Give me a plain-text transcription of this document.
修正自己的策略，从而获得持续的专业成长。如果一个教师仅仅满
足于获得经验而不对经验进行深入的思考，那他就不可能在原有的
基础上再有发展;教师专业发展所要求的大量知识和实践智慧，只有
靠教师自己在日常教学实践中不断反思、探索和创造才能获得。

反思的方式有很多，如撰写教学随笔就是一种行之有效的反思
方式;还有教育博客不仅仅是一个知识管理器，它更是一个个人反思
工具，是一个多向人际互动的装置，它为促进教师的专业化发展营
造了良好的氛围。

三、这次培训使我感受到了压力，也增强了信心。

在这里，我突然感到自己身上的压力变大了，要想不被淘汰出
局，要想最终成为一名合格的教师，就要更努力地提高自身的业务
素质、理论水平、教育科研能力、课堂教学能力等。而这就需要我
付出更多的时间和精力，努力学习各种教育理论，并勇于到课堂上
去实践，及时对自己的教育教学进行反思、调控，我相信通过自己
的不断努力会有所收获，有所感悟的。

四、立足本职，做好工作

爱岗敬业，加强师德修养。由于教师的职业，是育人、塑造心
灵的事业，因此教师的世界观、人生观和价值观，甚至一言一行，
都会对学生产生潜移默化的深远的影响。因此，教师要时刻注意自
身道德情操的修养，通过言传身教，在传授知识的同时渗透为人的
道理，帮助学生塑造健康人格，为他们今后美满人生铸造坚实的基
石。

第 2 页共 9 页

→ **PROMPT**
Retype all of the entries precisely as they are.

→ **TASK RESULT**
Give me a plain-text transcription of this document.
修正自己的策略，从而获得持续的专业成长。如果一个教师仅仅满
足于获得经验而不对经验进行深入的思考，那他就不可能在原有的
基础上再有发展;教师专业发展所要求的大量知识和实践智慧，只有
靠教师自己在日常教学实践中不断反思、探索和创造才能获得。

反思的方式有很多，如撰写教学随笔就是一种行之有效的反思
方式;还有教育博客不仅仅是一个知识管理器，它更是一个个人反思
工具，是一个多向人际互动的装置，它为促进教师的专业化发展营
造了良好的氛围。

三、这次培训使我感受到了压力，也增强了信心。

在这里，我突然感到自己身上的压力变大了，要想不被淘汰出
局，要想最终成为一名合格的教师，就要更努力地提高自身的业务
素质、理论水平、教育科研能力、课堂教学能力等。而这就需要我
付出更多的时间和精力，努力学习各种教育理论，并勇于到课堂上
去实践，及时对自己的教育教学进行反思、调控，我相信通过自己
的不断努力会有所收获，有所感悟的。

四、立足本职，做好工作

爱岗敬业，加强师德修养。由于教师的职业，是育人、塑造心
灵的事业，因此教师的世界观、人生观和价值观，甚至一言一行，
都会对学生产生潜移默化的深远的影响。因此，教师要时刻注意自
身道德情操的修养，通过言传身教，在传授知识的同时渗透为人的
道理，帮助学生塑造健康人格，为他们今后美满人生铸造坚实的基
石。

第 2 页共 9 页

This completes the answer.